* **Aim**
Restate the listing below word for word, omitting any images.

━━━━━ Material shown ━━━━━

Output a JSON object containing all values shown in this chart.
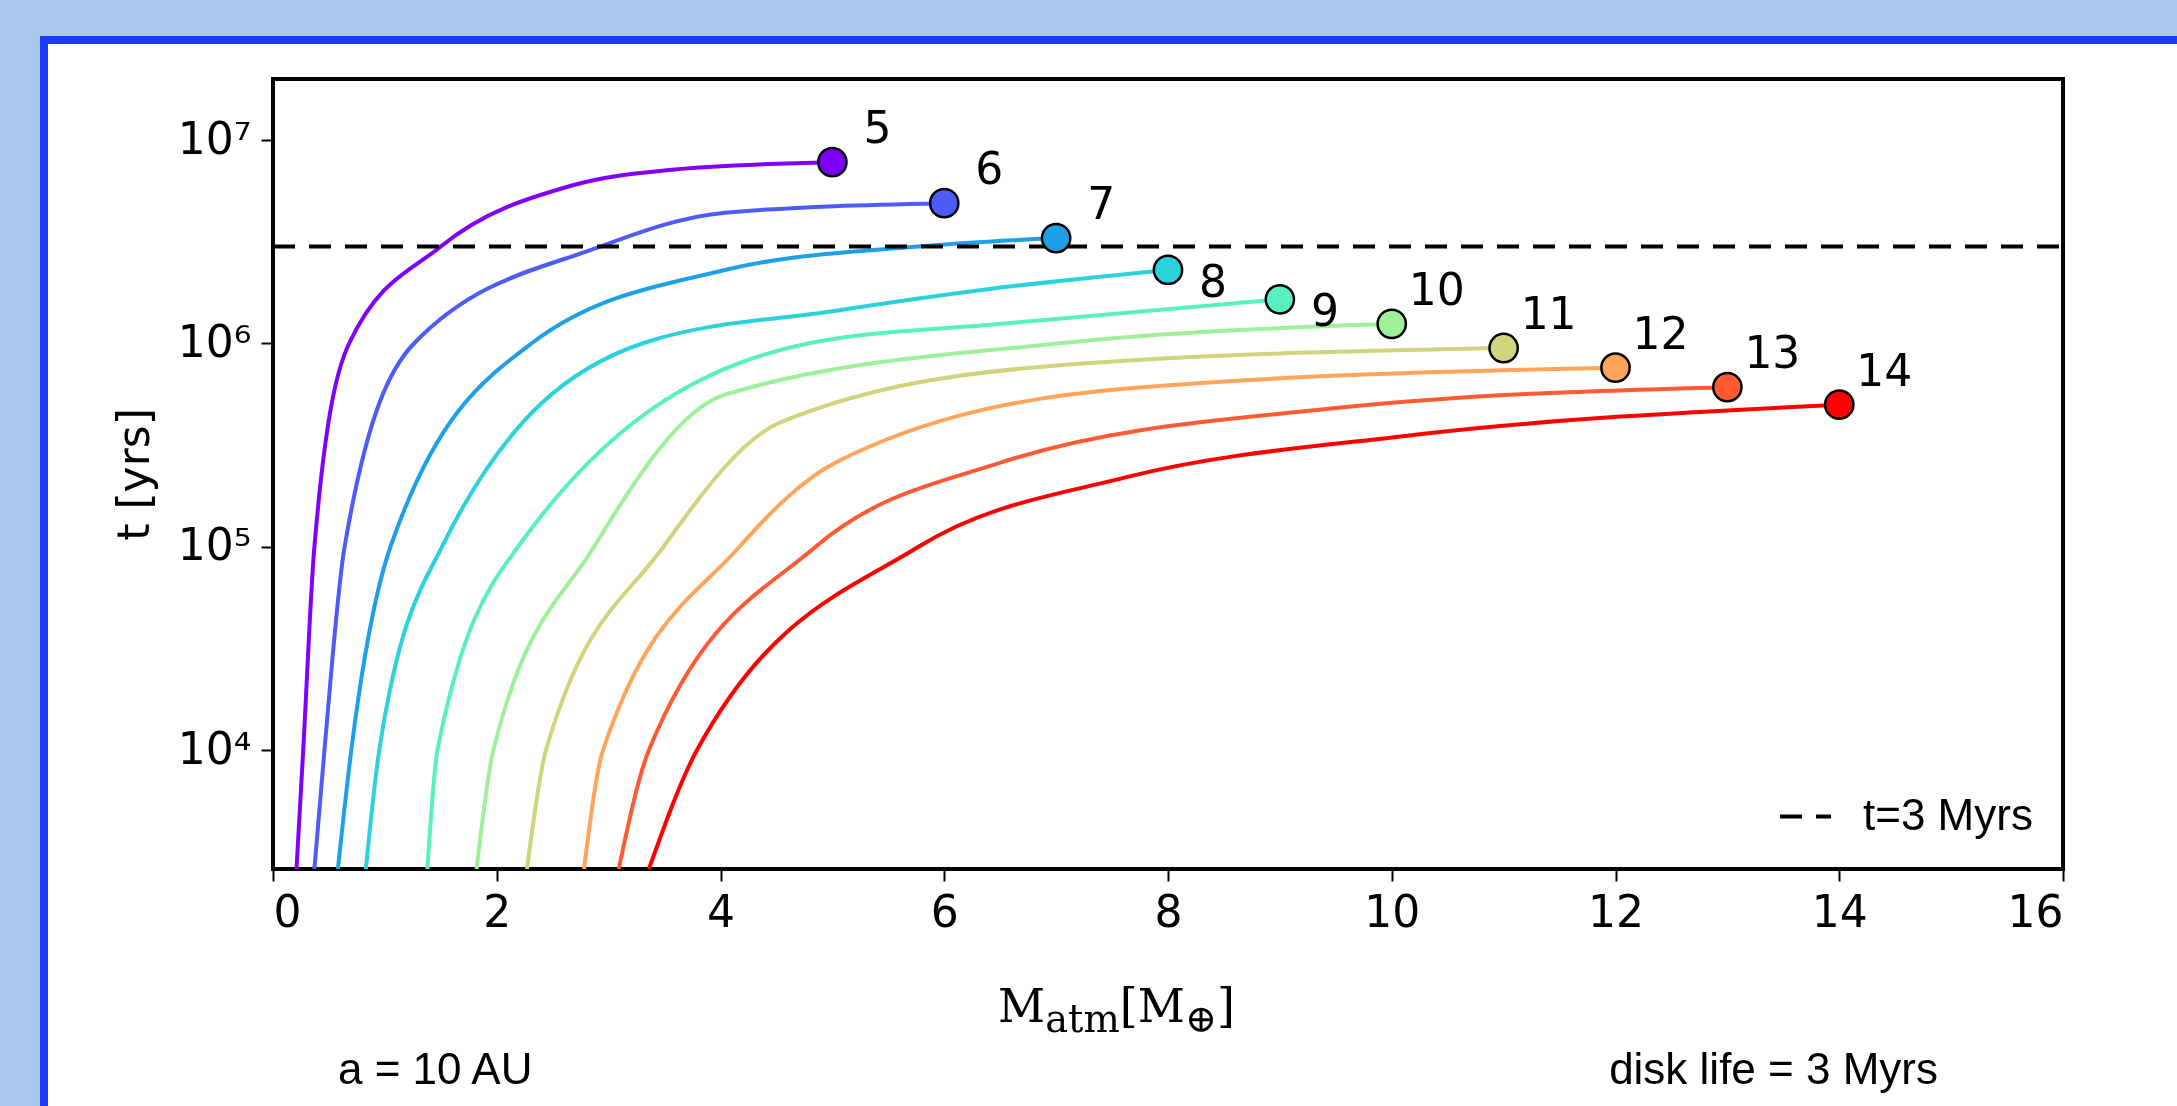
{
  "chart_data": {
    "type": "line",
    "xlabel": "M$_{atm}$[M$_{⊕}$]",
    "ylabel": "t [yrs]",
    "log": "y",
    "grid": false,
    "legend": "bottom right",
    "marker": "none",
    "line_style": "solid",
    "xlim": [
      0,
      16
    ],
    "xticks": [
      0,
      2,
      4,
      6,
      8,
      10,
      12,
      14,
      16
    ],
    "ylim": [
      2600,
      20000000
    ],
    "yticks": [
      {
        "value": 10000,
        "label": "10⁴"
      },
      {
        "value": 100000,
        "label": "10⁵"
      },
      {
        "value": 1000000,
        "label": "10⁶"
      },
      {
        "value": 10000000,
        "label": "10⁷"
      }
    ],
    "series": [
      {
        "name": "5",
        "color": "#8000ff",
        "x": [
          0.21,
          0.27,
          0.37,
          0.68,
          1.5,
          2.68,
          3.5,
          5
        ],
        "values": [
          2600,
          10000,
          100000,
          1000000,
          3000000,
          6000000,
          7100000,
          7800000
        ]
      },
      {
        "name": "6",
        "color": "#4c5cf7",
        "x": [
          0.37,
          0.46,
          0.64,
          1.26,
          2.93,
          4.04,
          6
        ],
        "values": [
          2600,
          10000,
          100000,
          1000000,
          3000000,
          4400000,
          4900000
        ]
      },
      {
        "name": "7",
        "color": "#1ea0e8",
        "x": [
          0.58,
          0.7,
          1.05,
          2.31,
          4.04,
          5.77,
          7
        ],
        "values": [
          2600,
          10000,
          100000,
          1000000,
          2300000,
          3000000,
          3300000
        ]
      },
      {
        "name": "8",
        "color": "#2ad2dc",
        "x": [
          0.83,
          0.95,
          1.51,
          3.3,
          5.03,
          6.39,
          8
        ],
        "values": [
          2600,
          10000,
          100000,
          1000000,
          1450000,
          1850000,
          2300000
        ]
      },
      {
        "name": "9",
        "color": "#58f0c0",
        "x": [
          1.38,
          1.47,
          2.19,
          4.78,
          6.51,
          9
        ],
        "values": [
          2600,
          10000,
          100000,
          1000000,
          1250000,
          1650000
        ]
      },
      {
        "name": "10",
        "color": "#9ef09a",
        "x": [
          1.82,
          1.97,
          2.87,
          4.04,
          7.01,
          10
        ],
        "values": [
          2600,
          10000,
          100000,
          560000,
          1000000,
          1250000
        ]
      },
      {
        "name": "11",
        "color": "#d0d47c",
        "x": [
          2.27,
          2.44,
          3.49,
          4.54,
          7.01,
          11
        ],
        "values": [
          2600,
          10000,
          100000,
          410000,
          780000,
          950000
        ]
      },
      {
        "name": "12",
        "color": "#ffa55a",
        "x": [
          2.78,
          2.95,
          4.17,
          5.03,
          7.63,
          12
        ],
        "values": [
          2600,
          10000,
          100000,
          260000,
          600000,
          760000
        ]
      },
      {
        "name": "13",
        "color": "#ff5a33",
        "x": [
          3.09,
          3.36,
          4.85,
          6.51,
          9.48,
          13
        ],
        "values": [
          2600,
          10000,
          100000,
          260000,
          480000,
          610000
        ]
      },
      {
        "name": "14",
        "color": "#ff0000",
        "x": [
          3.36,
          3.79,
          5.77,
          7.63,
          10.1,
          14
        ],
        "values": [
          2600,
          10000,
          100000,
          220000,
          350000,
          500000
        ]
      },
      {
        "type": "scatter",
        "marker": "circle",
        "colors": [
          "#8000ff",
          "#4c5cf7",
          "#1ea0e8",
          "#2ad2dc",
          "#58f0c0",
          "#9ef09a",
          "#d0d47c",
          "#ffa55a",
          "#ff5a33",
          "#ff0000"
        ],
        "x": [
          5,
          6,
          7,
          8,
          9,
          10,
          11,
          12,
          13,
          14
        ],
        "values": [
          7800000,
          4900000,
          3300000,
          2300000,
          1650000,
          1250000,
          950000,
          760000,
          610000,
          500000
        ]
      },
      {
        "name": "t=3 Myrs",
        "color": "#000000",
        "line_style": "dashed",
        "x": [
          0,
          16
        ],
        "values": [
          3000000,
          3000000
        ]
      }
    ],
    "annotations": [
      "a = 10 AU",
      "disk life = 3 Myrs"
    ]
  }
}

━━━━━

* **Answer for this exercise**
Output a JSON object containing all values shown in this chart.
{
  "chart_data": {
    "type": "line",
    "xlabel": "M$_{atm}$[M$_{⊕}$]",
    "ylabel": "t [yrs]",
    "log": "y",
    "grid": false,
    "legend": "bottom right",
    "marker": "none",
    "line_style": "solid",
    "xlim": [
      0,
      16
    ],
    "xticks": [
      0,
      2,
      4,
      6,
      8,
      10,
      12,
      14,
      16
    ],
    "ylim": [
      2600,
      20000000
    ],
    "yticks": [
      {
        "value": 10000,
        "label": "10⁴"
      },
      {
        "value": 100000,
        "label": "10⁵"
      },
      {
        "value": 1000000,
        "label": "10⁶"
      },
      {
        "value": 10000000,
        "label": "10⁷"
      }
    ],
    "series": [
      {
        "name": "5",
        "color": "#8000ff",
        "x": [
          0.21,
          0.27,
          0.37,
          0.68,
          1.5,
          2.68,
          3.5,
          5
        ],
        "values": [
          2600,
          10000,
          100000,
          1000000,
          3000000,
          6000000,
          7100000,
          7800000
        ]
      },
      {
        "name": "6",
        "color": "#4c5cf7",
        "x": [
          0.37,
          0.46,
          0.64,
          1.26,
          2.93,
          4.04,
          6
        ],
        "values": [
          2600,
          10000,
          100000,
          1000000,
          3000000,
          4400000,
          4900000
        ]
      },
      {
        "name": "7",
        "color": "#1ea0e8",
        "x": [
          0.58,
          0.7,
          1.05,
          2.31,
          4.04,
          5.77,
          7
        ],
        "values": [
          2600,
          10000,
          100000,
          1000000,
          2300000,
          3000000,
          3300000
        ]
      },
      {
        "name": "8",
        "color": "#2ad2dc",
        "x": [
          0.83,
          0.95,
          1.51,
          3.3,
          5.03,
          6.39,
          8
        ],
        "values": [
          2600,
          10000,
          100000,
          1000000,
          1450000,
          1850000,
          2300000
        ]
      },
      {
        "name": "9",
        "color": "#58f0c0",
        "x": [
          1.38,
          1.47,
          2.19,
          4.78,
          6.51,
          9
        ],
        "values": [
          2600,
          10000,
          100000,
          1000000,
          1250000,
          1650000
        ]
      },
      {
        "name": "10",
        "color": "#9ef09a",
        "x": [
          1.82,
          1.97,
          2.87,
          4.04,
          7.01,
          10
        ],
        "values": [
          2600,
          10000,
          100000,
          560000,
          1000000,
          1250000
        ]
      },
      {
        "name": "11",
        "color": "#d0d47c",
        "x": [
          2.27,
          2.44,
          3.49,
          4.54,
          7.01,
          11
        ],
        "values": [
          2600,
          10000,
          100000,
          410000,
          780000,
          950000
        ]
      },
      {
        "name": "12",
        "color": "#ffa55a",
        "x": [
          2.78,
          2.95,
          4.17,
          5.03,
          7.63,
          12
        ],
        "values": [
          2600,
          10000,
          100000,
          260000,
          600000,
          760000
        ]
      },
      {
        "name": "13",
        "color": "#ff5a33",
        "x": [
          3.09,
          3.36,
          4.85,
          6.51,
          9.48,
          13
        ],
        "values": [
          2600,
          10000,
          100000,
          260000,
          480000,
          610000
        ]
      },
      {
        "name": "14",
        "color": "#ff0000",
        "x": [
          3.36,
          3.79,
          5.77,
          7.63,
          10.1,
          14
        ],
        "values": [
          2600,
          10000,
          100000,
          220000,
          350000,
          500000
        ]
      },
      {
        "type": "scatter",
        "marker": "circle",
        "colors": [
          "#8000ff",
          "#4c5cf7",
          "#1ea0e8",
          "#2ad2dc",
          "#58f0c0",
          "#9ef09a",
          "#d0d47c",
          "#ffa55a",
          "#ff5a33",
          "#ff0000"
        ],
        "x": [
          5,
          6,
          7,
          8,
          9,
          10,
          11,
          12,
          13,
          14
        ],
        "values": [
          7800000,
          4900000,
          3300000,
          2300000,
          1650000,
          1250000,
          950000,
          760000,
          610000,
          500000
        ]
      },
      {
        "name": "t=3 Myrs",
        "color": "#000000",
        "line_style": "dashed",
        "x": [
          0,
          16
        ],
        "values": [
          3000000,
          3000000
        ]
      }
    ],
    "annotations": [
      "a = 10 AU",
      "disk life = 3 Myrs"
    ]
  }
}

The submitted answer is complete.